====== Data shown
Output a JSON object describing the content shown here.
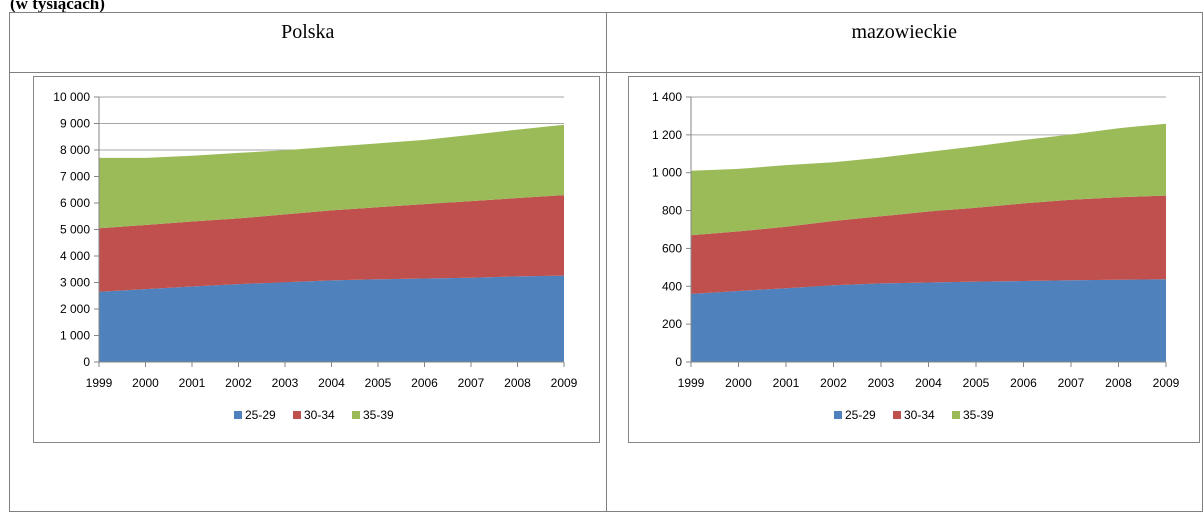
{
  "page": {
    "heading": "(w tysiącach)",
    "columns": [
      "Polska",
      "mazowieckie"
    ]
  },
  "colors": {
    "25-29": "#4f81bd",
    "30-34": "#c0504d",
    "35-39": "#9bbb59",
    "grid": "#a6a6a6",
    "axis": "#868686"
  },
  "chart_data": [
    {
      "type": "area",
      "stacked": true,
      "title": "",
      "region": "Polska",
      "xlabel": "",
      "ylabel": "",
      "x": [
        1999,
        2000,
        2001,
        2002,
        2003,
        2004,
        2005,
        2006,
        2007,
        2008,
        2009
      ],
      "ylim": [
        0,
        10000
      ],
      "yticks": [
        0,
        1000,
        2000,
        3000,
        4000,
        5000,
        6000,
        7000,
        8000,
        9000,
        10000
      ],
      "ytick_labels": [
        "0",
        "1 000",
        "2 000",
        "3 000",
        "4 000",
        "5 000",
        "6 000",
        "7 000",
        "8 000",
        "9 000",
        "10 000"
      ],
      "grid": true,
      "legend": "bottom",
      "series": [
        {
          "name": "25-29",
          "values": [
            2650,
            2750,
            2850,
            2940,
            3010,
            3080,
            3120,
            3150,
            3180,
            3230,
            3260
          ]
        },
        {
          "name": "30-34",
          "values": [
            2400,
            2420,
            2450,
            2480,
            2560,
            2640,
            2720,
            2810,
            2890,
            2960,
            3040
          ]
        },
        {
          "name": "35-39",
          "values": [
            2650,
            2530,
            2480,
            2470,
            2420,
            2400,
            2410,
            2420,
            2500,
            2580,
            2650
          ]
        }
      ]
    },
    {
      "type": "area",
      "stacked": true,
      "title": "",
      "region": "mazowieckie",
      "xlabel": "",
      "ylabel": "",
      "x": [
        1999,
        2000,
        2001,
        2002,
        2003,
        2004,
        2005,
        2006,
        2007,
        2008,
        2009
      ],
      "ylim": [
        0,
        1400
      ],
      "yticks": [
        0,
        200,
        400,
        600,
        800,
        1000,
        1200,
        1400
      ],
      "ytick_labels": [
        "0",
        "200",
        "400",
        "600",
        "800",
        "1 000",
        "1 200",
        "1 400"
      ],
      "grid": true,
      "legend": "bottom",
      "series": [
        {
          "name": "25-29",
          "values": [
            360,
            375,
            390,
            405,
            415,
            420,
            425,
            428,
            432,
            435,
            437
          ]
        },
        {
          "name": "30-34",
          "values": [
            310,
            315,
            325,
            340,
            355,
            375,
            390,
            410,
            425,
            435,
            442
          ]
        },
        {
          "name": "35-39",
          "values": [
            340,
            330,
            325,
            310,
            310,
            315,
            325,
            335,
            345,
            365,
            380
          ]
        }
      ]
    }
  ]
}
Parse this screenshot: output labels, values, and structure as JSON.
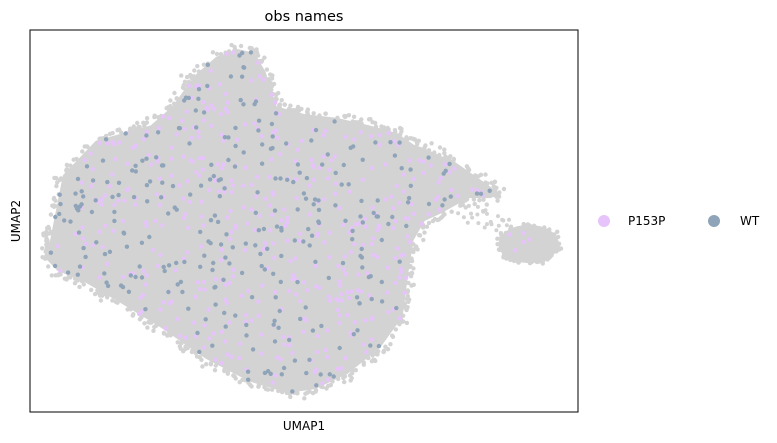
{
  "chart_data": {
    "type": "scatter",
    "title": "obs names",
    "xlabel": "UMAP1",
    "ylabel": "UMAP2",
    "grid": false,
    "ticks": false,
    "legend": {
      "placement": "right",
      "layout": "horizontal",
      "entries": [
        {
          "name": "P153P",
          "color": "#e6c3fb"
        },
        {
          "name": "WT",
          "color": "#8fa4b9"
        }
      ]
    },
    "background_cells_color": "#d3d3d3",
    "xlim": [
      0,
      100
    ],
    "ylim": [
      0,
      100
    ],
    "series": [
      {
        "name": "P153P",
        "color": "#e6c3fb",
        "approx_points": 450
      },
      {
        "name": "WT",
        "color": "#8fa4b9",
        "approx_points": 300
      }
    ],
    "cluster_outline": [
      [
        3,
        40
      ],
      [
        6,
        62
      ],
      [
        12,
        71
      ],
      [
        22,
        75
      ],
      [
        26,
        80
      ],
      [
        30,
        88
      ],
      [
        34,
        93
      ],
      [
        38,
        95
      ],
      [
        41,
        94
      ],
      [
        43,
        89
      ],
      [
        45,
        80
      ],
      [
        50,
        78
      ],
      [
        56,
        77
      ],
      [
        62,
        75
      ],
      [
        67,
        73
      ],
      [
        70,
        70
      ],
      [
        72,
        69
      ],
      [
        75,
        67
      ],
      [
        77,
        66
      ],
      [
        80,
        63
      ],
      [
        82,
        61
      ],
      [
        84,
        59
      ],
      [
        86,
        57
      ],
      [
        84,
        56
      ],
      [
        80,
        56
      ],
      [
        75,
        52
      ],
      [
        72,
        50
      ],
      [
        70,
        45
      ],
      [
        69,
        36
      ],
      [
        68,
        25
      ],
      [
        64,
        17
      ],
      [
        58,
        10
      ],
      [
        52,
        6
      ],
      [
        47,
        5
      ],
      [
        40,
        8
      ],
      [
        32,
        14
      ],
      [
        24,
        22
      ],
      [
        16,
        29
      ],
      [
        10,
        34
      ],
      [
        5,
        37
      ]
    ],
    "satellite_cluster": {
      "center": [
        91,
        44
      ],
      "radius_x": 5.5,
      "radius_y": 5
    }
  }
}
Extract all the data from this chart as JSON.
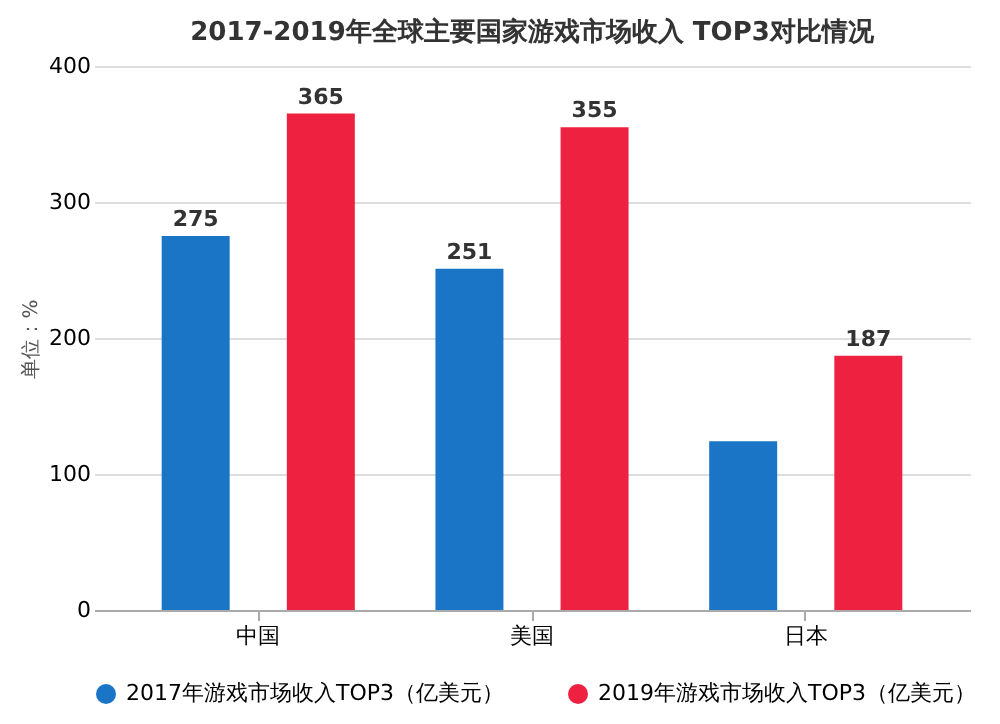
{
  "chart_data": {
    "type": "bar",
    "title": "2017-2019年全球主要国家游戏市场收入 TOP3对比情况",
    "categories": [
      "中国",
      "美国",
      "日本"
    ],
    "ylabel": "单位：%",
    "series": [
      {
        "name": "2017年游戏市场收入TOP3（亿美元）",
        "color": "#1a75c7",
        "values": [
          275,
          251,
          124
        ],
        "value_labels": [
          "275",
          "251",
          null
        ]
      },
      {
        "name": "2019年游戏市场收入TOP3（亿美元）",
        "color": "#ee2140",
        "values": [
          365,
          355,
          187
        ],
        "value_labels": [
          "365",
          "355",
          "187"
        ]
      }
    ],
    "ylim": [
      0,
      400
    ],
    "yticks": [
      0,
      100,
      200,
      300,
      400
    ],
    "grid": "y",
    "legend": "bottom"
  }
}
============
> [Instruction] Set the data above down again exactly as given, with no pictures.

> [The output]
Output a JSON object describing the content shown here.
{
  "page": {
    "heading": "(w tysiącach)",
    "columns": [
      "Polska",
      "mazowieckie"
    ]
  },
  "colors": {
    "25-29": "#4f81bd",
    "30-34": "#c0504d",
    "35-39": "#9bbb59",
    "grid": "#a6a6a6",
    "axis": "#868686"
  },
  "chart_data": [
    {
      "type": "area",
      "stacked": true,
      "title": "",
      "region": "Polska",
      "xlabel": "",
      "ylabel": "",
      "x": [
        1999,
        2000,
        2001,
        2002,
        2003,
        2004,
        2005,
        2006,
        2007,
        2008,
        2009
      ],
      "ylim": [
        0,
        10000
      ],
      "yticks": [
        0,
        1000,
        2000,
        3000,
        4000,
        5000,
        6000,
        7000,
        8000,
        9000,
        10000
      ],
      "ytick_labels": [
        "0",
        "1 000",
        "2 000",
        "3 000",
        "4 000",
        "5 000",
        "6 000",
        "7 000",
        "8 000",
        "9 000",
        "10 000"
      ],
      "grid": true,
      "legend": "bottom",
      "series": [
        {
          "name": "25-29",
          "values": [
            2650,
            2750,
            2850,
            2940,
            3010,
            3080,
            3120,
            3150,
            3180,
            3230,
            3260
          ]
        },
        {
          "name": "30-34",
          "values": [
            2400,
            2420,
            2450,
            2480,
            2560,
            2640,
            2720,
            2810,
            2890,
            2960,
            3040
          ]
        },
        {
          "name": "35-39",
          "values": [
            2650,
            2530,
            2480,
            2470,
            2420,
            2400,
            2410,
            2420,
            2500,
            2580,
            2650
          ]
        }
      ]
    },
    {
      "type": "area",
      "stacked": true,
      "title": "",
      "region": "mazowieckie",
      "xlabel": "",
      "ylabel": "",
      "x": [
        1999,
        2000,
        2001,
        2002,
        2003,
        2004,
        2005,
        2006,
        2007,
        2008,
        2009
      ],
      "ylim": [
        0,
        1400
      ],
      "yticks": [
        0,
        200,
        400,
        600,
        800,
        1000,
        1200,
        1400
      ],
      "ytick_labels": [
        "0",
        "200",
        "400",
        "600",
        "800",
        "1 000",
        "1 200",
        "1 400"
      ],
      "grid": true,
      "legend": "bottom",
      "series": [
        {
          "name": "25-29",
          "values": [
            360,
            375,
            390,
            405,
            415,
            420,
            425,
            428,
            432,
            435,
            437
          ]
        },
        {
          "name": "30-34",
          "values": [
            310,
            315,
            325,
            340,
            355,
            375,
            390,
            410,
            425,
            435,
            442
          ]
        },
        {
          "name": "35-39",
          "values": [
            340,
            330,
            325,
            310,
            310,
            315,
            325,
            335,
            345,
            365,
            380
          ]
        }
      ]
    }
  ]
}
Parse this screenshot: output labels, values, and structure as JSON.
{
  "chart_data": {
    "type": "scatter",
    "title": "obs names",
    "xlabel": "UMAP1",
    "ylabel": "UMAP2",
    "grid": false,
    "ticks": false,
    "legend": {
      "placement": "right",
      "layout": "horizontal",
      "entries": [
        {
          "name": "P153P",
          "color": "#e6c3fb"
        },
        {
          "name": "WT",
          "color": "#8fa4b9"
        }
      ]
    },
    "background_cells_color": "#d3d3d3",
    "xlim": [
      0,
      100
    ],
    "ylim": [
      0,
      100
    ],
    "series": [
      {
        "name": "P153P",
        "color": "#e6c3fb",
        "approx_points": 450
      },
      {
        "name": "WT",
        "color": "#8fa4b9",
        "approx_points": 300
      }
    ],
    "cluster_outline": [
      [
        3,
        40
      ],
      [
        6,
        62
      ],
      [
        12,
        71
      ],
      [
        22,
        75
      ],
      [
        26,
        80
      ],
      [
        30,
        88
      ],
      [
        34,
        93
      ],
      [
        38,
        95
      ],
      [
        41,
        94
      ],
      [
        43,
        89
      ],
      [
        45,
        80
      ],
      [
        50,
        78
      ],
      [
        56,
        77
      ],
      [
        62,
        75
      ],
      [
        67,
        73
      ],
      [
        70,
        70
      ],
      [
        72,
        69
      ],
      [
        75,
        67
      ],
      [
        77,
        66
      ],
      [
        80,
        63
      ],
      [
        82,
        61
      ],
      [
        84,
        59
      ],
      [
        86,
        57
      ],
      [
        84,
        56
      ],
      [
        80,
        56
      ],
      [
        75,
        52
      ],
      [
        72,
        50
      ],
      [
        70,
        45
      ],
      [
        69,
        36
      ],
      [
        68,
        25
      ],
      [
        64,
        17
      ],
      [
        58,
        10
      ],
      [
        52,
        6
      ],
      [
        47,
        5
      ],
      [
        40,
        8
      ],
      [
        32,
        14
      ],
      [
        24,
        22
      ],
      [
        16,
        29
      ],
      [
        10,
        34
      ],
      [
        5,
        37
      ]
    ],
    "satellite_cluster": {
      "center": [
        91,
        44
      ],
      "radius_x": 5.5,
      "radius_y": 5
    }
  }
}
Extract all the data from this chart as JSON.
{
  "chart_data": {
    "type": "bar",
    "title": "2017-2019年全球主要国家游戏市场收入 TOP3对比情况",
    "categories": [
      "中国",
      "美国",
      "日本"
    ],
    "ylabel": "单位：%",
    "series": [
      {
        "name": "2017年游戏市场收入TOP3（亿美元）",
        "color": "#1a75c7",
        "values": [
          275,
          251,
          124
        ],
        "value_labels": [
          "275",
          "251",
          null
        ]
      },
      {
        "name": "2019年游戏市场收入TOP3（亿美元）",
        "color": "#ee2140",
        "values": [
          365,
          355,
          187
        ],
        "value_labels": [
          "365",
          "355",
          "187"
        ]
      }
    ],
    "ylim": [
      0,
      400
    ],
    "yticks": [
      0,
      100,
      200,
      300,
      400
    ],
    "grid": "y",
    "legend": "bottom"
  }
}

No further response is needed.